* START Source material *

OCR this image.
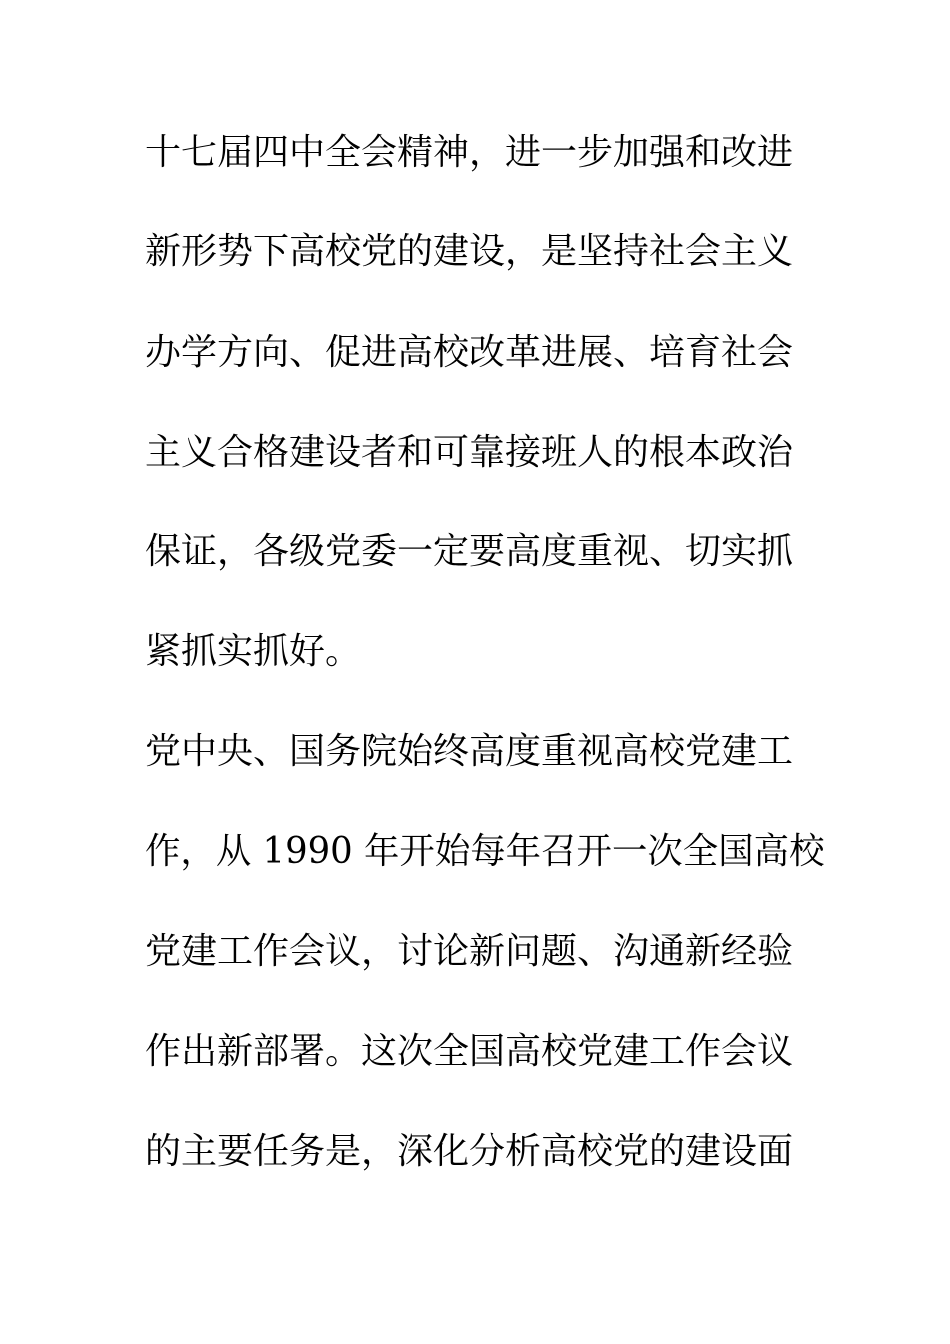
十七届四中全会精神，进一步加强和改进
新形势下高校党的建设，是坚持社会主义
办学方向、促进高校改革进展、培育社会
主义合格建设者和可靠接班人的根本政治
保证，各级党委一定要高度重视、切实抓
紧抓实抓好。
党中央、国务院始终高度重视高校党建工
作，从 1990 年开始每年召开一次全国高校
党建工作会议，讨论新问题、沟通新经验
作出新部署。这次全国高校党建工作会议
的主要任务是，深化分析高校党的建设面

* END Source material *
* START Source material *

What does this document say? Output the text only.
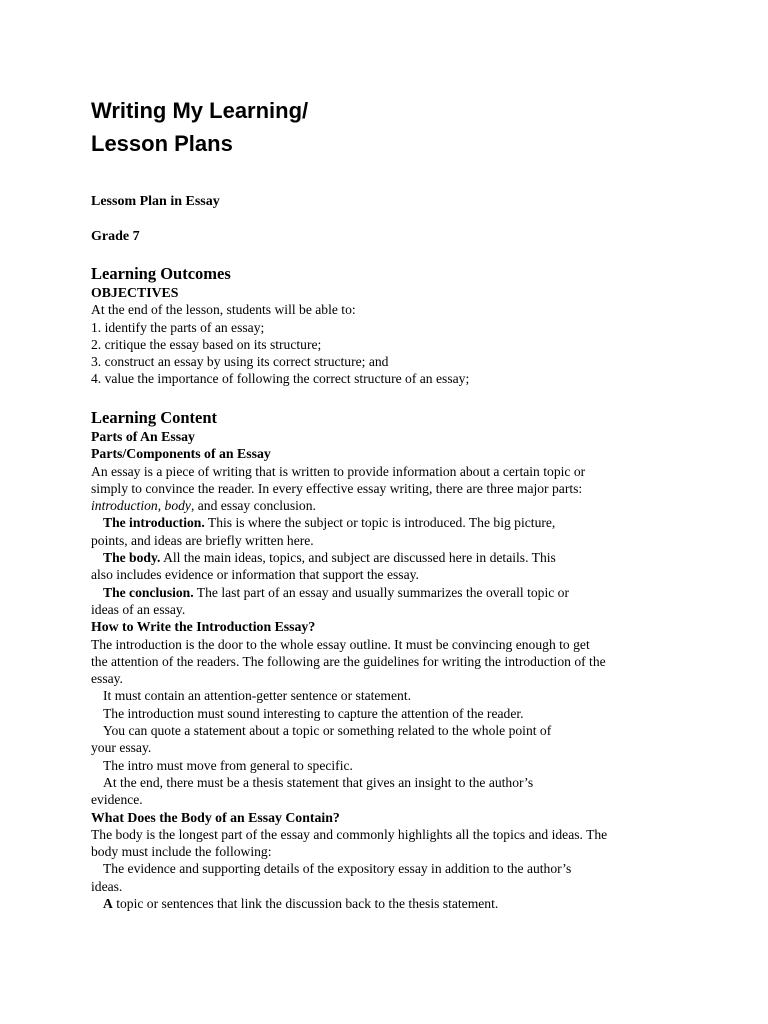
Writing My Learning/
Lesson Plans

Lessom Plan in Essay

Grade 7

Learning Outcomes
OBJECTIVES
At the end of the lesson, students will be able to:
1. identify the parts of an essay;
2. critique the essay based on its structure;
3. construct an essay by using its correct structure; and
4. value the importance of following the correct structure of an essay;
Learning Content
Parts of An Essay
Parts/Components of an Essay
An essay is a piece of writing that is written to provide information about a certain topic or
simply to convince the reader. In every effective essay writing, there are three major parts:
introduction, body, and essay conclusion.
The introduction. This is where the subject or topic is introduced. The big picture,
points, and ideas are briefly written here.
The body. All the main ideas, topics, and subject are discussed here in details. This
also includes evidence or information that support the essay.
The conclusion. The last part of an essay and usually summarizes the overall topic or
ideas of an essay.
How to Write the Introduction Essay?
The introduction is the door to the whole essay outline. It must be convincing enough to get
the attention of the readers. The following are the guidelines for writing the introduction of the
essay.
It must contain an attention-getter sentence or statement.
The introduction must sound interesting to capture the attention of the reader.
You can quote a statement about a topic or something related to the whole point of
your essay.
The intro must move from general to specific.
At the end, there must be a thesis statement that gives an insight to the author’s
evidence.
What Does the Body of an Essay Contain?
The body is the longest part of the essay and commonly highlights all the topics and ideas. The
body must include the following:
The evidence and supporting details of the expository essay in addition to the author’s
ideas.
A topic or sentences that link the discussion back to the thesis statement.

* END Source material *

## [Exercise objective]
Look through the listing above. Pick out each line with "structure" and copy it.

## [Exercise response]
2. critique the essay based on its structure;
3. construct an essay by using its correct structure; and
4. value the importance of following the correct structure of an essay;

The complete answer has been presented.